# What is required
Go through the listing and copy every line word for word.

# Stored data
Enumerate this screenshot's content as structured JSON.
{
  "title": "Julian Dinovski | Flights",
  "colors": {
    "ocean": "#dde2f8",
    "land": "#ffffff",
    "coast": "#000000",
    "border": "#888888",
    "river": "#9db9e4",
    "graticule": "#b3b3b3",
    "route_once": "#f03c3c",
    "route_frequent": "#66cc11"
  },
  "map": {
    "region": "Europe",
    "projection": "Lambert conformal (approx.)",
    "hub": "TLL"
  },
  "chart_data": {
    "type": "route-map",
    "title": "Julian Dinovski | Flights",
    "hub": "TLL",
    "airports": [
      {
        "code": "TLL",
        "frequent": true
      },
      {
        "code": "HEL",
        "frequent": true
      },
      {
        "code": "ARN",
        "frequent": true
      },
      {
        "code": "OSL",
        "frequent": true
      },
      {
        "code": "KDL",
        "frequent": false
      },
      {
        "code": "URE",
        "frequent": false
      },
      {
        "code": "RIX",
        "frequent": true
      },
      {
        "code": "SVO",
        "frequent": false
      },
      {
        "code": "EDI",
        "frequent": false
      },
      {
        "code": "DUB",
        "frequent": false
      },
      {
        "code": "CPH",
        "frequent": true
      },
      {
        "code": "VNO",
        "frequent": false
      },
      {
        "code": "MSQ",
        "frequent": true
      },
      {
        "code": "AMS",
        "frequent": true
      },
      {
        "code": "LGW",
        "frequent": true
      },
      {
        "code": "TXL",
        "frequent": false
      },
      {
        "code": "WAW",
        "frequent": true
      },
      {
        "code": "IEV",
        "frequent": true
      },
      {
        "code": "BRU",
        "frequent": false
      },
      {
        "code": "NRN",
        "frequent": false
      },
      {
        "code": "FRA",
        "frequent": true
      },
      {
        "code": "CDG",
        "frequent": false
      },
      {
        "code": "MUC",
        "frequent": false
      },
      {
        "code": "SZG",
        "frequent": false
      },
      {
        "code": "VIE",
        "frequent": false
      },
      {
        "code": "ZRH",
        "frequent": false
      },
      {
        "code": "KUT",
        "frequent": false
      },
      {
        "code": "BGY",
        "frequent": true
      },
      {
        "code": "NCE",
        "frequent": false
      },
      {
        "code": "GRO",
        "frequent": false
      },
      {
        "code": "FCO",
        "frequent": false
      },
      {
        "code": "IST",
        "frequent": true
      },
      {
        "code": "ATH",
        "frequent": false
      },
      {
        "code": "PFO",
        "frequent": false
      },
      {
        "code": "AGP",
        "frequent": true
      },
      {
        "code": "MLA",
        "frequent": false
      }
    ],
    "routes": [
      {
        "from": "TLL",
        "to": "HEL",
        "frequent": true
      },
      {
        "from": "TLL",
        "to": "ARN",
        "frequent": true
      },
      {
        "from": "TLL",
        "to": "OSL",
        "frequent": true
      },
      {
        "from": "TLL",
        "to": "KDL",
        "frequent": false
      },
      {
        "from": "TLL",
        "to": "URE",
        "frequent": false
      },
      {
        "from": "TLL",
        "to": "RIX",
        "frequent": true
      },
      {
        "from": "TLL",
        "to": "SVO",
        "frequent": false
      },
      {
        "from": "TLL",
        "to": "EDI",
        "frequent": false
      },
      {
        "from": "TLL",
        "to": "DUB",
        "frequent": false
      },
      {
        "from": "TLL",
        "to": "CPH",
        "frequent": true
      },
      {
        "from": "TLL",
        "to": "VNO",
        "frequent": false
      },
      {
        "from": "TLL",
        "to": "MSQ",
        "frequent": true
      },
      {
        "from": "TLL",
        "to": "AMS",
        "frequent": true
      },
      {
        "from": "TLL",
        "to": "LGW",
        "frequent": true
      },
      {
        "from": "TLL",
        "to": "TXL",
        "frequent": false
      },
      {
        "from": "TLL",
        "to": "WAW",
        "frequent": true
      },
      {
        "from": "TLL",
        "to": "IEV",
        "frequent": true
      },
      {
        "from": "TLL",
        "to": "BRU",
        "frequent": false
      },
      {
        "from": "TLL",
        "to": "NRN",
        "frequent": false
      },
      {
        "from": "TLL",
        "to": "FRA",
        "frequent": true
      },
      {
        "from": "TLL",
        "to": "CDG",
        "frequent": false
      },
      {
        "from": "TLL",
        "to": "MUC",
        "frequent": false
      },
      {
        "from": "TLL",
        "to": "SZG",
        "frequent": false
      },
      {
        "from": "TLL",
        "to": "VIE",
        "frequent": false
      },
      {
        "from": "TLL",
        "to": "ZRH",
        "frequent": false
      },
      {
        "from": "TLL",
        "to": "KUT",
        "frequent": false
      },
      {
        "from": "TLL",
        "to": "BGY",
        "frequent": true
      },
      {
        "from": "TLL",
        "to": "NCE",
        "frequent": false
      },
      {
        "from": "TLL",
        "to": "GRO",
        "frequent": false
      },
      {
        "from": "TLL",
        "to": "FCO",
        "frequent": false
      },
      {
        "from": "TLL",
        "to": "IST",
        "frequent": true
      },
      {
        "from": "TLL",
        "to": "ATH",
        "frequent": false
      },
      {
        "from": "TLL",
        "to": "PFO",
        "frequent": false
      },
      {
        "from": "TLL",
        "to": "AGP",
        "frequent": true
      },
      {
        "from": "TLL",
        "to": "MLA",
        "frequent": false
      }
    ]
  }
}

# Complete response
Enumerate this screenshot's content as structured JSON.
{
  "title": "Julian Dinovski | Flights",
  "colors": {
    "ocean": "#dde2f8",
    "land": "#ffffff",
    "coast": "#000000",
    "border": "#888888",
    "river": "#9db9e4",
    "graticule": "#b3b3b3",
    "route_once": "#f03c3c",
    "route_frequent": "#66cc11"
  },
  "map": {
    "region": "Europe",
    "projection": "Lambert conformal (approx.)",
    "hub": "TLL"
  },
  "chart_data": {
    "type": "route-map",
    "title": "Julian Dinovski | Flights",
    "hub": "TLL",
    "airports": [
      {
        "code": "TLL",
        "frequent": true
      },
      {
        "code": "HEL",
        "frequent": true
      },
      {
        "code": "ARN",
        "frequent": true
      },
      {
        "code": "OSL",
        "frequent": true
      },
      {
        "code": "KDL",
        "frequent": false
      },
      {
        "code": "URE",
        "frequent": false
      },
      {
        "code": "RIX",
        "frequent": true
      },
      {
        "code": "SVO",
        "frequent": false
      },
      {
        "code": "EDI",
        "frequent": false
      },
      {
        "code": "DUB",
        "frequent": false
      },
      {
        "code": "CPH",
        "frequent": true
      },
      {
        "code": "VNO",
        "frequent": false
      },
      {
        "code": "MSQ",
        "frequent": true
      },
      {
        "code": "AMS",
        "frequent": true
      },
      {
        "code": "LGW",
        "frequent": true
      },
      {
        "code": "TXL",
        "frequent": false
      },
      {
        "code": "WAW",
        "frequent": true
      },
      {
        "code": "IEV",
        "frequent": true
      },
      {
        "code": "BRU",
        "frequent": false
      },
      {
        "code": "NRN",
        "frequent": false
      },
      {
        "code": "FRA",
        "frequent": true
      },
      {
        "code": "CDG",
        "frequent": false
      },
      {
        "code": "MUC",
        "frequent": false
      },
      {
        "code": "SZG",
        "frequent": false
      },
      {
        "code": "VIE",
        "frequent": false
      },
      {
        "code": "ZRH",
        "frequent": false
      },
      {
        "code": "KUT",
        "frequent": false
      },
      {
        "code": "BGY",
        "frequent": true
      },
      {
        "code": "NCE",
        "frequent": false
      },
      {
        "code": "GRO",
        "frequent": false
      },
      {
        "code": "FCO",
        "frequent": false
      },
      {
        "code": "IST",
        "frequent": true
      },
      {
        "code": "ATH",
        "frequent": false
      },
      {
        "code": "PFO",
        "frequent": false
      },
      {
        "code": "AGP",
        "frequent": true
      },
      {
        "code": "MLA",
        "frequent": false
      }
    ],
    "routes": [
      {
        "from": "TLL",
        "to": "HEL",
        "frequent": true
      },
      {
        "from": "TLL",
        "to": "ARN",
        "frequent": true
      },
      {
        "from": "TLL",
        "to": "OSL",
        "frequent": true
      },
      {
        "from": "TLL",
        "to": "KDL",
        "frequent": false
      },
      {
        "from": "TLL",
        "to": "URE",
        "frequent": false
      },
      {
        "from": "TLL",
        "to": "RIX",
        "frequent": true
      },
      {
        "from": "TLL",
        "to": "SVO",
        "frequent": false
      },
      {
        "from": "TLL",
        "to": "EDI",
        "frequent": false
      },
      {
        "from": "TLL",
        "to": "DUB",
        "frequent": false
      },
      {
        "from": "TLL",
        "to": "CPH",
        "frequent": true
      },
      {
        "from": "TLL",
        "to": "VNO",
        "frequent": false
      },
      {
        "from": "TLL",
        "to": "MSQ",
        "frequent": true
      },
      {
        "from": "TLL",
        "to": "AMS",
        "frequent": true
      },
      {
        "from": "TLL",
        "to": "LGW",
        "frequent": true
      },
      {
        "from": "TLL",
        "to": "TXL",
        "frequent": false
      },
      {
        "from": "TLL",
        "to": "WAW",
        "frequent": true
      },
      {
        "from": "TLL",
        "to": "IEV",
        "frequent": true
      },
      {
        "from": "TLL",
        "to": "BRU",
        "frequent": false
      },
      {
        "from": "TLL",
        "to": "NRN",
        "frequent": false
      },
      {
        "from": "TLL",
        "to": "FRA",
        "frequent": true
      },
      {
        "from": "TLL",
        "to": "CDG",
        "frequent": false
      },
      {
        "from": "TLL",
        "to": "MUC",
        "frequent": false
      },
      {
        "from": "TLL",
        "to": "SZG",
        "frequent": false
      },
      {
        "from": "TLL",
        "to": "VIE",
        "frequent": false
      },
      {
        "from": "TLL",
        "to": "ZRH",
        "frequent": false
      },
      {
        "from": "TLL",
        "to": "KUT",
        "frequent": false
      },
      {
        "from": "TLL",
        "to": "BGY",
        "frequent": true
      },
      {
        "from": "TLL",
        "to": "NCE",
        "frequent": false
      },
      {
        "from": "TLL",
        "to": "GRO",
        "frequent": false
      },
      {
        "from": "TLL",
        "to": "FCO",
        "frequent": false
      },
      {
        "from": "TLL",
        "to": "IST",
        "frequent": true
      },
      {
        "from": "TLL",
        "to": "ATH",
        "frequent": false
      },
      {
        "from": "TLL",
        "to": "PFO",
        "frequent": false
      },
      {
        "from": "TLL",
        "to": "AGP",
        "frequent": true
      },
      {
        "from": "TLL",
        "to": "MLA",
        "frequent": false
      }
    ]
  }
}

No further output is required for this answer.